Search the data for the word "have". Reproduce every line where it is found.

BEGIN MATERIAL

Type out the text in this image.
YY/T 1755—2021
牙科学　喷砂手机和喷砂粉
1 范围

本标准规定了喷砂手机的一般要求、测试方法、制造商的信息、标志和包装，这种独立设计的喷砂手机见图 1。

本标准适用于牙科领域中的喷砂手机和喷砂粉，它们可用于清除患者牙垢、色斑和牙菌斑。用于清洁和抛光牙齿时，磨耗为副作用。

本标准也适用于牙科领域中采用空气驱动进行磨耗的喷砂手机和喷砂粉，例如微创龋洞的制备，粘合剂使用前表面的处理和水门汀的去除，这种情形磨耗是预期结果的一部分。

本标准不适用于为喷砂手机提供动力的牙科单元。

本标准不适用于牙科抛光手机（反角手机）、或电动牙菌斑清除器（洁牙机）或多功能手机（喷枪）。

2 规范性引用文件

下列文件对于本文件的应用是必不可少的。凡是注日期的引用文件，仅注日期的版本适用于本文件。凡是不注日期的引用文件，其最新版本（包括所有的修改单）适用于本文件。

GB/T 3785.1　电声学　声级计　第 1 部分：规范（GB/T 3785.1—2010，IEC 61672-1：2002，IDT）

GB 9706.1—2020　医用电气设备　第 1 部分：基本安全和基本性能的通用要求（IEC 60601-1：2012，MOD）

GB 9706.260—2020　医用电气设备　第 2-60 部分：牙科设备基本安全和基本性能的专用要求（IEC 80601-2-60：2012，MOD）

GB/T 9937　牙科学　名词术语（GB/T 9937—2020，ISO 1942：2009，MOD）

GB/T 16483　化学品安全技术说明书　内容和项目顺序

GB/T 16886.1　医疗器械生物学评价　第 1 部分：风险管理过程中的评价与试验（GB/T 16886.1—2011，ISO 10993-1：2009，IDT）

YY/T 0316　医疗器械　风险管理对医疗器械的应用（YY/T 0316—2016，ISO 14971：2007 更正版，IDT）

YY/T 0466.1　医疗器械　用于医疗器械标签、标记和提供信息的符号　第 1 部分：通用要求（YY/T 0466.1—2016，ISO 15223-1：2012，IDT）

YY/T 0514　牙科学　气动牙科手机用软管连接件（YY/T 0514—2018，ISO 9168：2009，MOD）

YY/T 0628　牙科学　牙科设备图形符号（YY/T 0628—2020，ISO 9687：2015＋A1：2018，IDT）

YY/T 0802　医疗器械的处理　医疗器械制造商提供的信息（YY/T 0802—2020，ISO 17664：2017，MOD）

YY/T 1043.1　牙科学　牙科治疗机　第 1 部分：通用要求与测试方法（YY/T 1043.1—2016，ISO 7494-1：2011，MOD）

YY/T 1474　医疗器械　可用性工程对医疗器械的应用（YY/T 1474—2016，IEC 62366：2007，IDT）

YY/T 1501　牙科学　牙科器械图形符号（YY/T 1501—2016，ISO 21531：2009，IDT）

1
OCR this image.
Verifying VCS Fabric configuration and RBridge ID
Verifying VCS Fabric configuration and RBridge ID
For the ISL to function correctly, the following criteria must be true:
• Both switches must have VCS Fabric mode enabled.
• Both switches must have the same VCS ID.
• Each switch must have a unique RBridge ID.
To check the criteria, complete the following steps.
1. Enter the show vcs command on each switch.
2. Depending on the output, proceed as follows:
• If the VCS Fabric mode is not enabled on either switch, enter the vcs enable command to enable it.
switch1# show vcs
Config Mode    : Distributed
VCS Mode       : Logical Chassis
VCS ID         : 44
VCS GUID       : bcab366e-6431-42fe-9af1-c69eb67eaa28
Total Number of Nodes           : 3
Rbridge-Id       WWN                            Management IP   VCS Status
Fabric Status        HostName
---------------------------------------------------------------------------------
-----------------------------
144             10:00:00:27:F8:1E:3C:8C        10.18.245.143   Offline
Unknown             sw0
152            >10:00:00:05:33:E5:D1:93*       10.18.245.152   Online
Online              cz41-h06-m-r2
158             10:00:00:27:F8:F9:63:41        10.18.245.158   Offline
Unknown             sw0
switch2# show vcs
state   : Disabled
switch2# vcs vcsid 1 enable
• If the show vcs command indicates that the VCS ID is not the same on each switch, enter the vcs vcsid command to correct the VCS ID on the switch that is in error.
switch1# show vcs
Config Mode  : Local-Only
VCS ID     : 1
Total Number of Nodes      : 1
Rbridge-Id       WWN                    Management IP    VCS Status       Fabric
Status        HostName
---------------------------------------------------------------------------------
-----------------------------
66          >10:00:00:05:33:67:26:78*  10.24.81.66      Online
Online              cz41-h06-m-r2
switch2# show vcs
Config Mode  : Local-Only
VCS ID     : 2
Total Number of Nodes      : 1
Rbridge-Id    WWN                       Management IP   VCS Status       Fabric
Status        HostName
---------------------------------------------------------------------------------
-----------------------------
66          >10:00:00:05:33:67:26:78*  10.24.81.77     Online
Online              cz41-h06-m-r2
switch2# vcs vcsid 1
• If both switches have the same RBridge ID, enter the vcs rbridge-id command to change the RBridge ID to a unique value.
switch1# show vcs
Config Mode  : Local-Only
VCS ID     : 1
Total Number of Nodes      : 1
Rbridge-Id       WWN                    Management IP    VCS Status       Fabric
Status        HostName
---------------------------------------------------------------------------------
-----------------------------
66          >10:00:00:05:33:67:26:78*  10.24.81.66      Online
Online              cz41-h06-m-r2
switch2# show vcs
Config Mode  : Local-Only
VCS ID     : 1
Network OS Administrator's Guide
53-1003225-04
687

END MATERIAL

_WRITTEN RESPONSE:_
• Both switches must have VCS Fabric mode enabled.
• Both switches must have the same VCS ID.
• Each switch must have a unique RBridge ID.
• If both switches have the same RBridge ID, enter the vcs rbridge-id command to change the RBridge ID to a unique value.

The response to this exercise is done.